== ROWS

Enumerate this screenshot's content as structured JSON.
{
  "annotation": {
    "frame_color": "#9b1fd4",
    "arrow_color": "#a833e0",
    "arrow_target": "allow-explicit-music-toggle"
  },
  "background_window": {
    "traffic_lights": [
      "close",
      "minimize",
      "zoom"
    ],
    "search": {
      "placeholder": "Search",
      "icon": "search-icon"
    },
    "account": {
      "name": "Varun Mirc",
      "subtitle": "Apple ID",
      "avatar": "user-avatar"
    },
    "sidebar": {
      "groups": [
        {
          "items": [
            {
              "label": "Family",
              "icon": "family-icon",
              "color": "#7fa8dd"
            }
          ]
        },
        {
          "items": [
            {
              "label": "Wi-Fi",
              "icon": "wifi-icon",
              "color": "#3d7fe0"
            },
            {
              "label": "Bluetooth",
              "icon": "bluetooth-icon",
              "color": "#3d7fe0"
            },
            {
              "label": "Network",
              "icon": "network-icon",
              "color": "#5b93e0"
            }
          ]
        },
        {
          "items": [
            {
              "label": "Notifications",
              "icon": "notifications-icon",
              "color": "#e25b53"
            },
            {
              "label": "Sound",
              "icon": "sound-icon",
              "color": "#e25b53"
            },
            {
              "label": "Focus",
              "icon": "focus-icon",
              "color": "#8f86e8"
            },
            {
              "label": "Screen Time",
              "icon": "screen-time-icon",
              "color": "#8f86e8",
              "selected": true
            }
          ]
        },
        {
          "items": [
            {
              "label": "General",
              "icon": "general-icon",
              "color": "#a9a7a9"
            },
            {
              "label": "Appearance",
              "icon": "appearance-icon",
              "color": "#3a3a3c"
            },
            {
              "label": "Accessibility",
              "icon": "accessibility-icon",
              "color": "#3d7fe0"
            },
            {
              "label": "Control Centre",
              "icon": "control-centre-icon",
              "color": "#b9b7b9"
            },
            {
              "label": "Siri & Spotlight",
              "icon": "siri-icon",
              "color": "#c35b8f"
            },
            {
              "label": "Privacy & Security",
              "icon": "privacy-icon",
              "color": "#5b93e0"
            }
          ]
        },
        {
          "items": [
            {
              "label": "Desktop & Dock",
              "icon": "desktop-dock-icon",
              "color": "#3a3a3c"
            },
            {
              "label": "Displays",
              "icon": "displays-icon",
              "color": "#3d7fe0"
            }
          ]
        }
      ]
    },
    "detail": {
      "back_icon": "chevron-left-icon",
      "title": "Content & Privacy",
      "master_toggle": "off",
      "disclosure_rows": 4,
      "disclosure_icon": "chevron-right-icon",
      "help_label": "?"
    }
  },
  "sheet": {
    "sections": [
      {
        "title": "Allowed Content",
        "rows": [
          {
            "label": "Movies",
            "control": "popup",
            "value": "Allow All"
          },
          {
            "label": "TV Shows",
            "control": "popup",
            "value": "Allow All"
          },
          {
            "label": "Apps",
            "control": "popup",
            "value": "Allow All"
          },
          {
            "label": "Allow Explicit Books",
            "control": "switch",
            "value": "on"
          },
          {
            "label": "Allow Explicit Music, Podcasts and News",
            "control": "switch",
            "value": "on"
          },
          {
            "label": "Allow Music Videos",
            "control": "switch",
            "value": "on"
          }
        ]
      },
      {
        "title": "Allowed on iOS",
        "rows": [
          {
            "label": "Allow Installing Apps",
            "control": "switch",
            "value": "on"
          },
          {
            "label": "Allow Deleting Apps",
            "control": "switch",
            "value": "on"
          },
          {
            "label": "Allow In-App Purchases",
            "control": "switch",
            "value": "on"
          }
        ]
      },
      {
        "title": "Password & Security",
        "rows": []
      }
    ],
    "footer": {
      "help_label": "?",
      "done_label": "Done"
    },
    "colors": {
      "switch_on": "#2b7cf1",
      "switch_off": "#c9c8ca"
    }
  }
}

====

Pull out and copy each line containing the string "Allowed".

        "title": "Allowed Content",
        "title": "Allowed on iOS",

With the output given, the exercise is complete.